• Lines of data:
·····
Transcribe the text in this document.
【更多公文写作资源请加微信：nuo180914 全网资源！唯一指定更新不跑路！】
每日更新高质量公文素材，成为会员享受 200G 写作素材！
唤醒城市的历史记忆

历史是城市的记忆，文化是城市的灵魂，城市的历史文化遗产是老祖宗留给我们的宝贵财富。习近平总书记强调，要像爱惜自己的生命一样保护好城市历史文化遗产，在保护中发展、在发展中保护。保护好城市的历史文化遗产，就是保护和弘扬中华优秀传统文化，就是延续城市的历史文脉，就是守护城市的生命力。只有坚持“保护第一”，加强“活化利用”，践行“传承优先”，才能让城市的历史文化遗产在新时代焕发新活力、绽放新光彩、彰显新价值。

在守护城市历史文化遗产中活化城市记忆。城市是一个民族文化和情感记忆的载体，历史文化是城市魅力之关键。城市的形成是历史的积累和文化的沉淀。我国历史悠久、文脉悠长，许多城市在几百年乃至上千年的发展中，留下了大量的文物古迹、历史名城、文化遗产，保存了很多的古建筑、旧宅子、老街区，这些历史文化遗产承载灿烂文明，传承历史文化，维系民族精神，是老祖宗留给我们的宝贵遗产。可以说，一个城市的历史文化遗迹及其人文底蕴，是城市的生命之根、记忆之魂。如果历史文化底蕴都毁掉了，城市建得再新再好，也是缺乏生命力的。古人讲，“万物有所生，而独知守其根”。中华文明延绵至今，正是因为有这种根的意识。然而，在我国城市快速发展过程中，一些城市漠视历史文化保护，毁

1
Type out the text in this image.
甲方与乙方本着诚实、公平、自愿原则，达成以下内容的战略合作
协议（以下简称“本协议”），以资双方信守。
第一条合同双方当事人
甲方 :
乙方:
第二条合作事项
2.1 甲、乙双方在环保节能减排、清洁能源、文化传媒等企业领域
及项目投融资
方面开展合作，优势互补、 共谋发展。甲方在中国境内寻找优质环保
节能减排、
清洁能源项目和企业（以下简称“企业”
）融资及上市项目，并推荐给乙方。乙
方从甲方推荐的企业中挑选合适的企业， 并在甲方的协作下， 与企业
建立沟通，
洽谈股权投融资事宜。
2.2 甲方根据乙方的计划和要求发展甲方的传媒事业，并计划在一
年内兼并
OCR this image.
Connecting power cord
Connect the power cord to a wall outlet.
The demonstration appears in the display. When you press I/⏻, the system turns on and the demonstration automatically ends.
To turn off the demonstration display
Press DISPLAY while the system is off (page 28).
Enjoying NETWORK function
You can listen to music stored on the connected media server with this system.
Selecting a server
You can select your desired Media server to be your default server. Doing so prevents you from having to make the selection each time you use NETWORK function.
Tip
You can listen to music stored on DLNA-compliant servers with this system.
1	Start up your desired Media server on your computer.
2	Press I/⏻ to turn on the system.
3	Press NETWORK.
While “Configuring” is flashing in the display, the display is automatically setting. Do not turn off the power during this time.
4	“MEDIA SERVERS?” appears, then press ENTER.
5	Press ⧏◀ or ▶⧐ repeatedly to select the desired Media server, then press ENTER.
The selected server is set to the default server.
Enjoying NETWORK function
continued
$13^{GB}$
·····
• What you are asked to do: Check all the records above and select each line where the string "default" is found.

• Problem solution:
You can select your desired Media server to be your default server. Doing so prevents you from having to make the selection each time you use NETWORK function.
The selected server is set to the default server.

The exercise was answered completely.